| WORK TO BE COMPLETED |
Identify all lines below that hold "appropriate" and collect them.

Dataset records:
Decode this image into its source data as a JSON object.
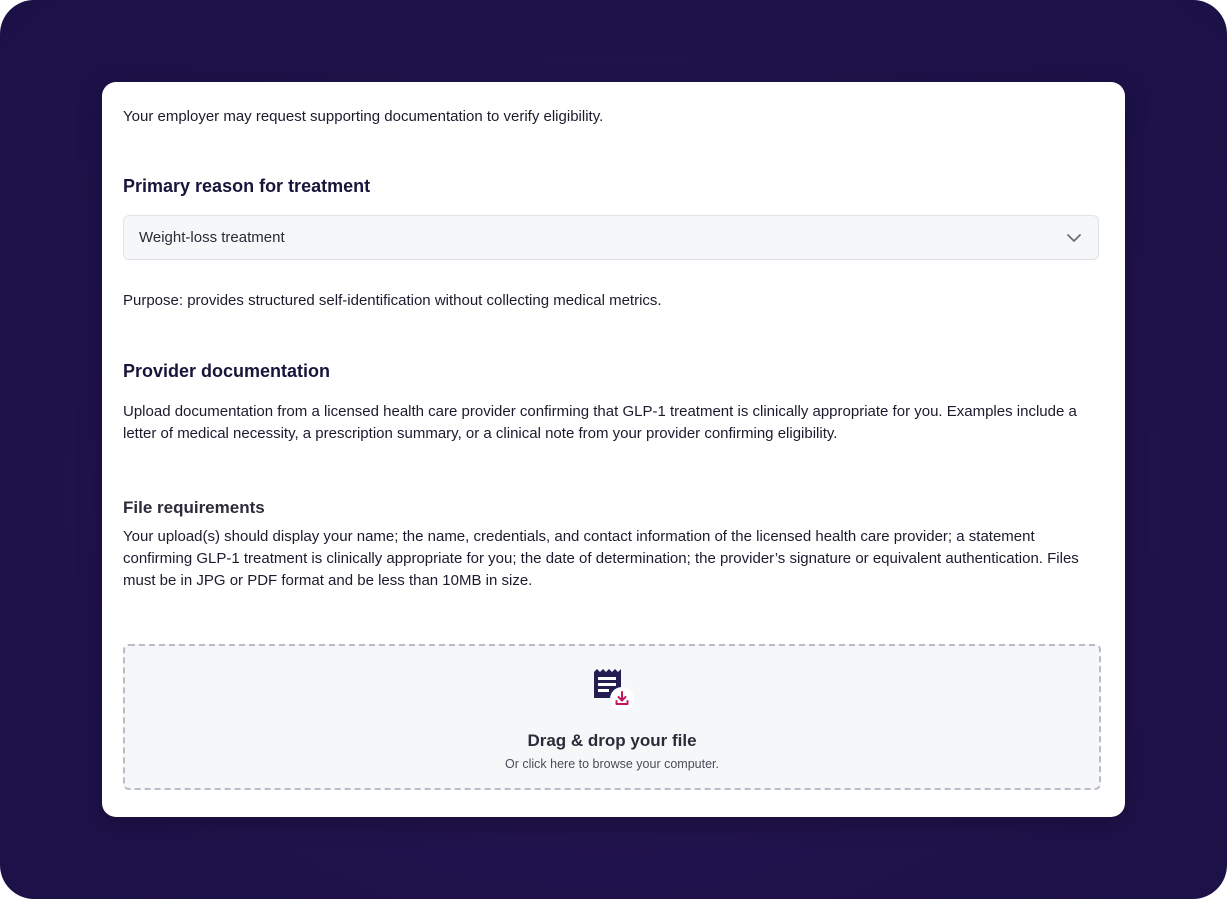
{
  "intro_text": "Your employer may request supporting documentation to verify eligibility.",
  "primary_reason": {
    "heading": "Primary reason for treatment",
    "select_value": "Weight-loss treatment",
    "chevron_icon": "chevron-down-icon",
    "purpose_text": "Purpose: provides structured self-identification without collecting medical metrics."
  },
  "provider_documentation": {
    "heading": "Provider documentation",
    "body": "Upload documentation from a licensed health care provider confirming that GLP-1 treatment is clinically appropriate for you. Examples include a letter of medical necessity, a prescription summary, or a clinical note from your provider confirming eligibility."
  },
  "file_requirements": {
    "heading": "File requirements",
    "body": "Your upload(s) should display your name; the name, credentials, and contact information of the licensed health care provider; a statement confirming GLP-1 treatment is clinically appropriate for you; the date of determination; the provider’s signature or equivalent authentication. Files must be in JPG or PDF format and be less than 10MB in size."
  },
  "dropzone": {
    "icon": "document-download-icon",
    "title": "Drag & drop your file",
    "subtitle": "Or click here to browse your computer."
  },
  "colors": {
    "background": "#22134d",
    "heading": "#17153a",
    "icon_primary": "#231d52",
    "icon_accent": "#c2185b"
  }
}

| EXERCISE RESPONSE |
    "body": "Upload documentation from a licensed health care provider confirming that GLP-1 treatment is clinically appropriate for you. Examples include a letter of medical necessity, a prescription summary, or a clinical note from your provider confirming eligibility."
    "body": "Your upload(s) should display your name; the name, credentials, and contact information of the licensed health care provider; a statement confirming GLP-1 treatment is clinically appropriate for you; the date of determination; the provider’s signature or equivalent authentication. Files must be in JPG or PDF format and be less than 10MB in size."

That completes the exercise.